* PROVIDED MATERIAL *
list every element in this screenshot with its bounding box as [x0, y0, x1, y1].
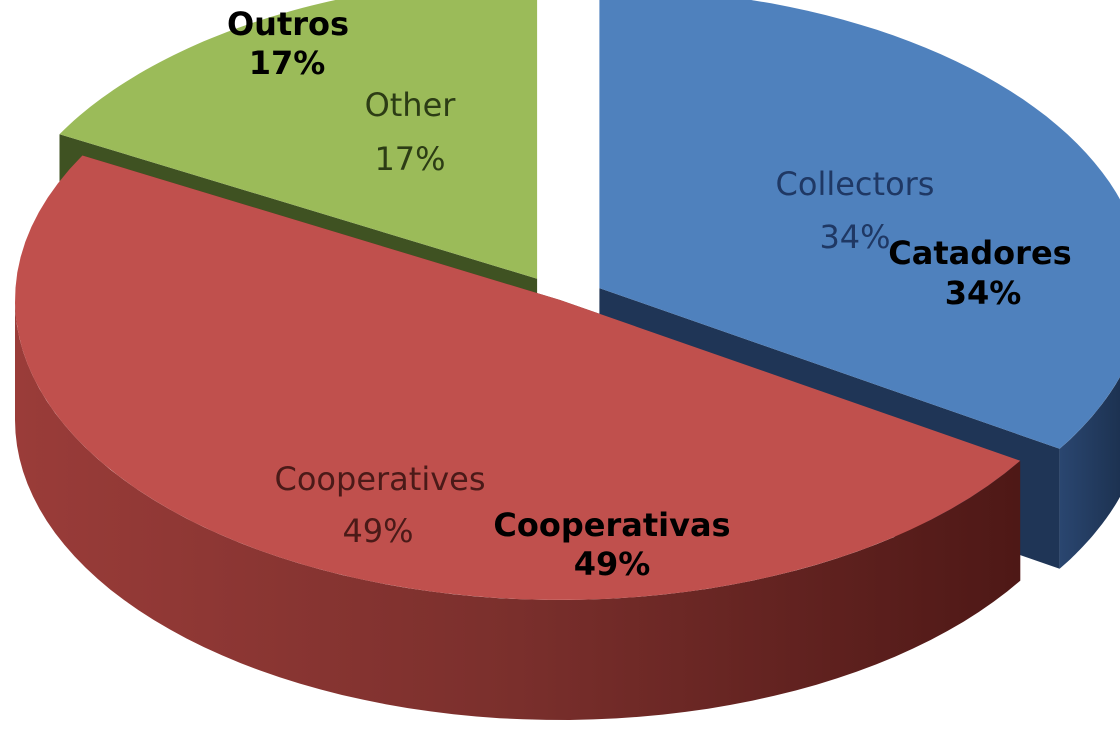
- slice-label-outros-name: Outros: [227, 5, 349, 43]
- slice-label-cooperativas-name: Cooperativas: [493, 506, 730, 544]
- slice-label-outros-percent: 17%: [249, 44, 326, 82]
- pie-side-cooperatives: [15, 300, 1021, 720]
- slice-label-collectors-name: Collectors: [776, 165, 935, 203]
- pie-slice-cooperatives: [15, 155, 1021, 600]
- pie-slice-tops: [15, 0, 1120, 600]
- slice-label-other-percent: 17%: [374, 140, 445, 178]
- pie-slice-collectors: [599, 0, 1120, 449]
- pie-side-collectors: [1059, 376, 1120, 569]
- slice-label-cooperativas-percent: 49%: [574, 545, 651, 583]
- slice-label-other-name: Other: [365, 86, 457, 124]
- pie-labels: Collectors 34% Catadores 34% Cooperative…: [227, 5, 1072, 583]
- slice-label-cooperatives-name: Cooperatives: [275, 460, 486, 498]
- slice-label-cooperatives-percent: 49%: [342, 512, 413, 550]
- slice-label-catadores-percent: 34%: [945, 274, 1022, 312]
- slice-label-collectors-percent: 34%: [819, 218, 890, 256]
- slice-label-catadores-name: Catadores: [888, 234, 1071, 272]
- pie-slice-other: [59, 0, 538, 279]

...

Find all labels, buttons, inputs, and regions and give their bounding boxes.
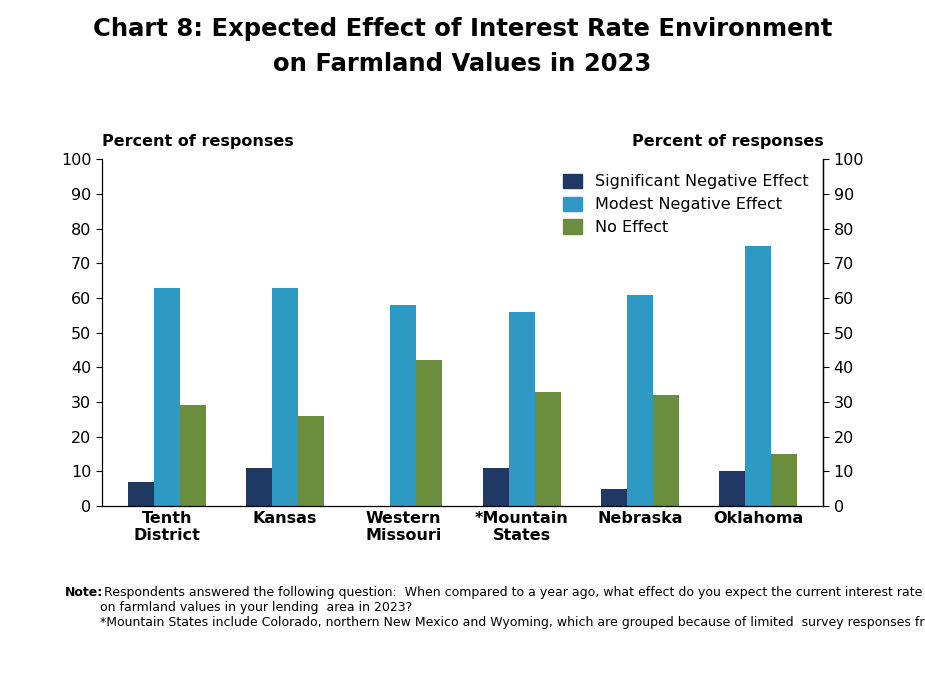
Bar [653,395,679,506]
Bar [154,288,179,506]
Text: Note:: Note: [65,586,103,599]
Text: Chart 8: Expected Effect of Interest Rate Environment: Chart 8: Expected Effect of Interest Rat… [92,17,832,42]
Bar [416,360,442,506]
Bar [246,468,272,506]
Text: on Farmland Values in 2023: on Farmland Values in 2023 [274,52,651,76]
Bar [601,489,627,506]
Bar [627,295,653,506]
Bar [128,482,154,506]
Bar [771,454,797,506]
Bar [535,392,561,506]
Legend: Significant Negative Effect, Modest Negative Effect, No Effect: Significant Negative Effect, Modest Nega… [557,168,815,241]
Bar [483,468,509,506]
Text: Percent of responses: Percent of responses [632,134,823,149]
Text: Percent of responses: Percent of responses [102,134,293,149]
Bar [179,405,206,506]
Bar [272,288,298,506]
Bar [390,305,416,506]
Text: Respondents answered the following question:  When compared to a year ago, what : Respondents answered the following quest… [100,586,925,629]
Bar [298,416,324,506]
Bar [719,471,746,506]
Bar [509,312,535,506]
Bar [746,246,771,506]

* REQUEST *
Count the lines in the material above that contain the string "outros", treating uppercase and lowercase as different, and reply with only that number.

* RESPONSE BELOW *
2